What is needed → Find every line with the string "JSON" in it, count them, and reply with that count only.

:: Material to process

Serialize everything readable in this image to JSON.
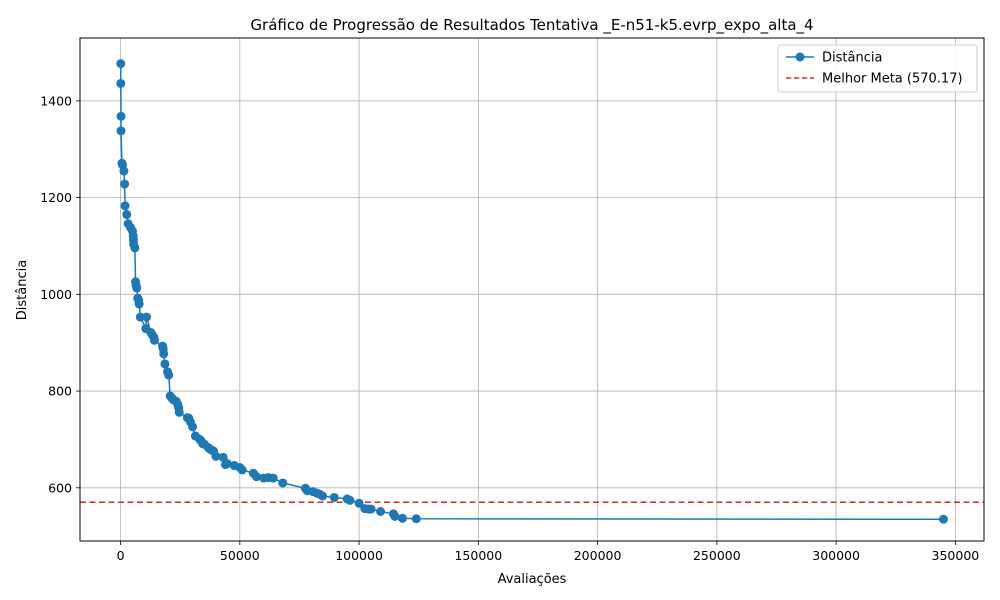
{
  "chart_data": {
    "type": "line",
    "title": "Gráfico de Progressão de Resultados Tentativa _E-n51-k5.evrp_expo_alta_4",
    "xlabel": "Avaliações",
    "ylabel": "Distância",
    "xlim": [
      -17000,
      362000
    ],
    "ylim": [
      490,
      1530
    ],
    "xticks": [
      0,
      50000,
      100000,
      150000,
      200000,
      250000,
      300000,
      350000
    ],
    "yticks": [
      600,
      800,
      1000,
      1200,
      1400
    ],
    "grid": true,
    "legend_position": "top-right",
    "series": [
      {
        "name": "Distância",
        "color": "#1f77b4",
        "marker": "circle",
        "points": [
          [
            100,
            1477
          ],
          [
            100,
            1436
          ],
          [
            200,
            1368
          ],
          [
            200,
            1338
          ],
          [
            600,
            1271
          ],
          [
            800,
            1268
          ],
          [
            1400,
            1255
          ],
          [
            1700,
            1228
          ],
          [
            1900,
            1183
          ],
          [
            2600,
            1165
          ],
          [
            3200,
            1146
          ],
          [
            4200,
            1138
          ],
          [
            5000,
            1131
          ],
          [
            5300,
            1121
          ],
          [
            5400,
            1113
          ],
          [
            5500,
            1103
          ],
          [
            6000,
            1096
          ],
          [
            6300,
            1026
          ],
          [
            6500,
            1019
          ],
          [
            6800,
            1013
          ],
          [
            7200,
            992
          ],
          [
            7600,
            988
          ],
          [
            7800,
            980
          ],
          [
            8300,
            953
          ],
          [
            10600,
            929
          ],
          [
            10900,
            953
          ],
          [
            12700,
            921
          ],
          [
            13300,
            916
          ],
          [
            14000,
            911
          ],
          [
            14200,
            905
          ],
          [
            17600,
            893
          ],
          [
            17900,
            887
          ],
          [
            18100,
            877
          ],
          [
            18600,
            856
          ],
          [
            19700,
            840
          ],
          [
            20200,
            833
          ],
          [
            20800,
            790
          ],
          [
            21600,
            785
          ],
          [
            22100,
            782
          ],
          [
            23300,
            779
          ],
          [
            24000,
            772
          ],
          [
            24400,
            765
          ],
          [
            24600,
            756
          ],
          [
            28000,
            745
          ],
          [
            28600,
            744
          ],
          [
            29300,
            736
          ],
          [
            30200,
            726
          ],
          [
            31400,
            707
          ],
          [
            33200,
            700
          ],
          [
            33800,
            697
          ],
          [
            34500,
            691
          ],
          [
            35200,
            690
          ],
          [
            36800,
            683
          ],
          [
            37500,
            680
          ],
          [
            38200,
            678
          ],
          [
            39000,
            676
          ],
          [
            40000,
            665
          ],
          [
            43000,
            663
          ],
          [
            44000,
            648
          ],
          [
            44800,
            650
          ],
          [
            47700,
            646
          ],
          [
            50000,
            642
          ],
          [
            51000,
            637
          ],
          [
            55700,
            630
          ],
          [
            57000,
            623
          ],
          [
            60000,
            620
          ],
          [
            62000,
            621
          ],
          [
            64000,
            620
          ],
          [
            68000,
            610
          ],
          [
            77500,
            599
          ],
          [
            78300,
            594
          ],
          [
            80700,
            592
          ],
          [
            82300,
            589
          ],
          [
            83400,
            587
          ],
          [
            84700,
            583
          ],
          [
            89600,
            580
          ],
          [
            95000,
            577
          ],
          [
            96200,
            574
          ],
          [
            100000,
            568
          ],
          [
            102400,
            557
          ],
          [
            104000,
            556
          ],
          [
            105000,
            556
          ],
          [
            109000,
            551
          ],
          [
            114400,
            546
          ],
          [
            115000,
            541
          ],
          [
            118200,
            537
          ],
          [
            124000,
            536
          ],
          [
            345000,
            535
          ]
        ]
      },
      {
        "name": "Melhor Meta (570.17)",
        "color": "#d62728",
        "style": "dashed",
        "y": 570.17
      }
    ]
  }
}
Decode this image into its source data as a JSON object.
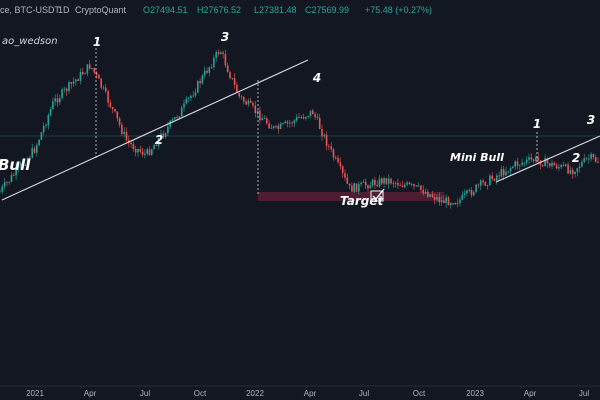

::::

Exercise solution → 2